[Annotated element listings]

--- START ---

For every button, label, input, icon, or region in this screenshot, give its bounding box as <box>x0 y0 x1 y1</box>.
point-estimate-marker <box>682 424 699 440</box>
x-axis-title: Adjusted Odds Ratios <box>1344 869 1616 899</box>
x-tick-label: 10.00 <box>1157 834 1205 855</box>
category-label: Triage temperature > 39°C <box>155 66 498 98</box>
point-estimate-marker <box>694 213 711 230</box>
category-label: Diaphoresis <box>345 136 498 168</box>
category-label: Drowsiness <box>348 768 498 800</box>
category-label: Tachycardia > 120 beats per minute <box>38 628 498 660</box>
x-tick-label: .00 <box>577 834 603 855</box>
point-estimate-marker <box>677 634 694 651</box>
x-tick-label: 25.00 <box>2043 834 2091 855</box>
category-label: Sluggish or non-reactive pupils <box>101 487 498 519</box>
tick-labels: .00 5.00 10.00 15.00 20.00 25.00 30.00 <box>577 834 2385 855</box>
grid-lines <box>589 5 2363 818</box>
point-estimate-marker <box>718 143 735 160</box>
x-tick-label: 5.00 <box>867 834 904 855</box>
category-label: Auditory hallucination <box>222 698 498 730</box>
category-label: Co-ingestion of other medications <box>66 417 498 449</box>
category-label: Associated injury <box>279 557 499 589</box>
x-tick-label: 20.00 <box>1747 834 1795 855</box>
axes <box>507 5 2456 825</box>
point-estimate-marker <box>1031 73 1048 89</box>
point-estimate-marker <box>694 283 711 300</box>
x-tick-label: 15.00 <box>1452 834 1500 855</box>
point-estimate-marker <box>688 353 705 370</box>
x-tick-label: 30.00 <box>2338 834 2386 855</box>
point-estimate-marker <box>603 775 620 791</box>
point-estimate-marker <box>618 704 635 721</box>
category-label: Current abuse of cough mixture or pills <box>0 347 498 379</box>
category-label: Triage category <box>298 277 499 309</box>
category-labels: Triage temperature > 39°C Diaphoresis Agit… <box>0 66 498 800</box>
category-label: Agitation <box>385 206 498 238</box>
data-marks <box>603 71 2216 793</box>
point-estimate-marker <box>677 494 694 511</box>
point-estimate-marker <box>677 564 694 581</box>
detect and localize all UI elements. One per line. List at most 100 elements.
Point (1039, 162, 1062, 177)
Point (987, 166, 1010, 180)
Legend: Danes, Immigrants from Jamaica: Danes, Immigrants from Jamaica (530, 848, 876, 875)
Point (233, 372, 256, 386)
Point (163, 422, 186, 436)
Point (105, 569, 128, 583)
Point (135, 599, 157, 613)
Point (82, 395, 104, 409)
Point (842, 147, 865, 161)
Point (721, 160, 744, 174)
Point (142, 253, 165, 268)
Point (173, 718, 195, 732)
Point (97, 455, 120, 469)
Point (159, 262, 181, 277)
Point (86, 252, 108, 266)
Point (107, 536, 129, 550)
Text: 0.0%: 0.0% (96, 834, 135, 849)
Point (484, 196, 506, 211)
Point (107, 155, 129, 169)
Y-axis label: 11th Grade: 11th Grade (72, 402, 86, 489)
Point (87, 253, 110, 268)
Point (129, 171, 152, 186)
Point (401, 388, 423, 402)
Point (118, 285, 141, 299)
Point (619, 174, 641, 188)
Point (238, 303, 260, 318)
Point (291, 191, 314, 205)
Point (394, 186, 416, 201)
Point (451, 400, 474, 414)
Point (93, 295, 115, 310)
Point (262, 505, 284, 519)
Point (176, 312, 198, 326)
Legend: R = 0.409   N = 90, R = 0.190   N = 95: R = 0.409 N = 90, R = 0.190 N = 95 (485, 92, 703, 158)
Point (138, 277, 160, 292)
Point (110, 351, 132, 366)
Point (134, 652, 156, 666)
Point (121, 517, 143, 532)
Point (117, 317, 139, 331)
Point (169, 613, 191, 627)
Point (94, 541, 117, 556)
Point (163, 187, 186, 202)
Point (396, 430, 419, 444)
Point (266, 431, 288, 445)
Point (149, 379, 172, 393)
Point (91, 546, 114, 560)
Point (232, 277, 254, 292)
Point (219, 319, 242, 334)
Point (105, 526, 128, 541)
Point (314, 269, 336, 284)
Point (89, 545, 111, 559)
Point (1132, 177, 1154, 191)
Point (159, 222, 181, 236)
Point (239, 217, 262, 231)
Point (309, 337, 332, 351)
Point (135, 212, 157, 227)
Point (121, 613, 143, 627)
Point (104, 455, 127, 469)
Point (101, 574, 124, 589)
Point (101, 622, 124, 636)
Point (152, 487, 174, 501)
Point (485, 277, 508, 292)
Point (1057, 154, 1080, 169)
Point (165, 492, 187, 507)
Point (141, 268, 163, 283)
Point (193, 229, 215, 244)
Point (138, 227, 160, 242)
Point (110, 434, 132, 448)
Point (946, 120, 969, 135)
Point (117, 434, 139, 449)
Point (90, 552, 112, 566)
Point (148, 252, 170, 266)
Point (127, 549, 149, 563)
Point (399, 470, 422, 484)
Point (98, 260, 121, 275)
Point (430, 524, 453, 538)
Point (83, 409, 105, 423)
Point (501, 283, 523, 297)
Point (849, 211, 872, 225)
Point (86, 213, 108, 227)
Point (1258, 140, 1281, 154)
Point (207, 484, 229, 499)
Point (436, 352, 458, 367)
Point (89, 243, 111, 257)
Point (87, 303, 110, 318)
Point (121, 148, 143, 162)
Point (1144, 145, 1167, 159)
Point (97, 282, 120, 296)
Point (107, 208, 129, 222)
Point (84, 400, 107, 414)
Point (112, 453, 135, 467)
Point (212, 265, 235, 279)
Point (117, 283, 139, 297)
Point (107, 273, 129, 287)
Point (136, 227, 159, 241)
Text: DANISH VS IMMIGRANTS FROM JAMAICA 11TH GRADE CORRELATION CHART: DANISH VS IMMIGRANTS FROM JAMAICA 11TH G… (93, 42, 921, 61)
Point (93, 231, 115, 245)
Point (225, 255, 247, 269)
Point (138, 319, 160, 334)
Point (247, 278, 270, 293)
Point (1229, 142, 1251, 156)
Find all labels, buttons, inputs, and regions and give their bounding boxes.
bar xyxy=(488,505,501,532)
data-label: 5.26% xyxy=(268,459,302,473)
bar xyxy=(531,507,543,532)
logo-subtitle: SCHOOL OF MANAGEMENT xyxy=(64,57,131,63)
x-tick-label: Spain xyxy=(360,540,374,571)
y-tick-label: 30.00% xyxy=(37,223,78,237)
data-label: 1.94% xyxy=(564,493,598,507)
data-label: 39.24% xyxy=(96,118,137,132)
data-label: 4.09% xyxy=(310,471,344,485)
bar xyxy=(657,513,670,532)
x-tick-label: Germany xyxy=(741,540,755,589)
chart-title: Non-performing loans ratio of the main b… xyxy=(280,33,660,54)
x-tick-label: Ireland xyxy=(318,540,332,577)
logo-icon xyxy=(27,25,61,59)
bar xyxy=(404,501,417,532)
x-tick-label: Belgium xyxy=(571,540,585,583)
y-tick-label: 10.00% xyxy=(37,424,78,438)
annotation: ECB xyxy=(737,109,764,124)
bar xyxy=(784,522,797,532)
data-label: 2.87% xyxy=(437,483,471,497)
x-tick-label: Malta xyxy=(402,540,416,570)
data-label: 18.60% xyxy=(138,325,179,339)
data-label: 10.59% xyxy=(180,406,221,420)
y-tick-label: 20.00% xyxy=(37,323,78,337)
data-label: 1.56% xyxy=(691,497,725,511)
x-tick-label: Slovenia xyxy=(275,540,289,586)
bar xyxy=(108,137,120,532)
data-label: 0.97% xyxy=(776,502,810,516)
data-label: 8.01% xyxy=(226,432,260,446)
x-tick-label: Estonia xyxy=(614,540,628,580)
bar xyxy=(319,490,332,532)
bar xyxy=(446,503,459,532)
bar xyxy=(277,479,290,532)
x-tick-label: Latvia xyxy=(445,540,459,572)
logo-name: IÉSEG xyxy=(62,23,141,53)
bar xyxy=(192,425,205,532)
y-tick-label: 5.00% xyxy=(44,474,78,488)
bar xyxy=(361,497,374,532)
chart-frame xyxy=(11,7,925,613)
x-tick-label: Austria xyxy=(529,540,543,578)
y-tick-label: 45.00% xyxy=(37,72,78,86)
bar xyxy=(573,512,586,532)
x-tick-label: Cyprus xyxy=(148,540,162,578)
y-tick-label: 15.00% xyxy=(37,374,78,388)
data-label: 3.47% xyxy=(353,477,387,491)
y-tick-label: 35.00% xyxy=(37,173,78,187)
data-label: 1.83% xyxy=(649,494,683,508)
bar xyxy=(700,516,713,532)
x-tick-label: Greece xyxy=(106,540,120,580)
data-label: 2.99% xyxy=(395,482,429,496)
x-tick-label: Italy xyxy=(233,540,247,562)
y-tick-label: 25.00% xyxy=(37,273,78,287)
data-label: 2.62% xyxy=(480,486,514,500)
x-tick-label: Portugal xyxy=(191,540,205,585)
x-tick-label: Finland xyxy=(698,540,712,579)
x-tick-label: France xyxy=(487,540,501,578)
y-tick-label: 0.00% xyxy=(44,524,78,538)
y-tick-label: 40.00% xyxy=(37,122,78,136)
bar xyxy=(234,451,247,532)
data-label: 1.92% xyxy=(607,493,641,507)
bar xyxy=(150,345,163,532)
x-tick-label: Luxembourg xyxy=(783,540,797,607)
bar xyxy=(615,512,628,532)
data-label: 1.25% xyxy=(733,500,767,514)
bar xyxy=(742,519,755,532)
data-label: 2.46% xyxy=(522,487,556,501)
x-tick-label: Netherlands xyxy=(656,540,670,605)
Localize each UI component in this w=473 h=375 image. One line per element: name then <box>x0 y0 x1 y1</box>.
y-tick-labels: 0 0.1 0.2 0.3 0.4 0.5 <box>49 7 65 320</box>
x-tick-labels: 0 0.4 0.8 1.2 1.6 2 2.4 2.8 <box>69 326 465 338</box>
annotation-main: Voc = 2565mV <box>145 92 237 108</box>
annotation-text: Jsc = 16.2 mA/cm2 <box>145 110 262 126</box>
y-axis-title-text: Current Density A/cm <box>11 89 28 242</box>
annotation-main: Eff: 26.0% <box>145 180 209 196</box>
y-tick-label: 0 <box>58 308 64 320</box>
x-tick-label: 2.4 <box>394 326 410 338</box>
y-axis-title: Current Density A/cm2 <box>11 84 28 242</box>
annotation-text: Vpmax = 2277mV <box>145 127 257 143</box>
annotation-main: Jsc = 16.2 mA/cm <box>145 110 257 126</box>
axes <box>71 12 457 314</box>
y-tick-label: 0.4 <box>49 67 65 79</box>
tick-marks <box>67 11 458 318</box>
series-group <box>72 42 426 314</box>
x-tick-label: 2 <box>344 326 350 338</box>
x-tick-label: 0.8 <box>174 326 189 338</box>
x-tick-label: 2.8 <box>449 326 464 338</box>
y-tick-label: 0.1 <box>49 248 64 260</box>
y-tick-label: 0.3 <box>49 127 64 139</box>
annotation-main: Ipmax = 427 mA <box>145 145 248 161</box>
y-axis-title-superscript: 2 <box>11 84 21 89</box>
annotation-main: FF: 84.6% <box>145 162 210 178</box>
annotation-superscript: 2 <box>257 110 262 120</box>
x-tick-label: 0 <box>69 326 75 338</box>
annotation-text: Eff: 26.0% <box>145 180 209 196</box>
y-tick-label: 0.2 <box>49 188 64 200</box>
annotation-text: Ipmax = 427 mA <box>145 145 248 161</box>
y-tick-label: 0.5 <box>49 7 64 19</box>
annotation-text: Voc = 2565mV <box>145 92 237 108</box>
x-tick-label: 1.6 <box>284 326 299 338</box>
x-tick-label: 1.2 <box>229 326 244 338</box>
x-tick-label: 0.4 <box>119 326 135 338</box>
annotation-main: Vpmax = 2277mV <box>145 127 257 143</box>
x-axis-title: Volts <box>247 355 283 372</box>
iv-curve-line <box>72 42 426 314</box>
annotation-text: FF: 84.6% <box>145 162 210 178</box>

--- END ---

:: THE PROBLEM ::
Return, word for word, everything from the start of the rows above down through the line that contains "point-estimate-marker <box>694 213".

:: ANSWER TO THIS PROBLEM ::
For every button, label, input, icon, or region in this screenshot, give its bounding box as <box>x0 y0 x1 y1</box>.
point-estimate-marker <box>682 424 699 440</box>
x-axis-title: Adjusted Odds Ratios <box>1344 869 1616 899</box>
x-tick-label: 10.00 <box>1157 834 1205 855</box>
category-label: Triage temperature > 39°C <box>155 66 498 98</box>
point-estimate-marker <box>694 213 711 230</box>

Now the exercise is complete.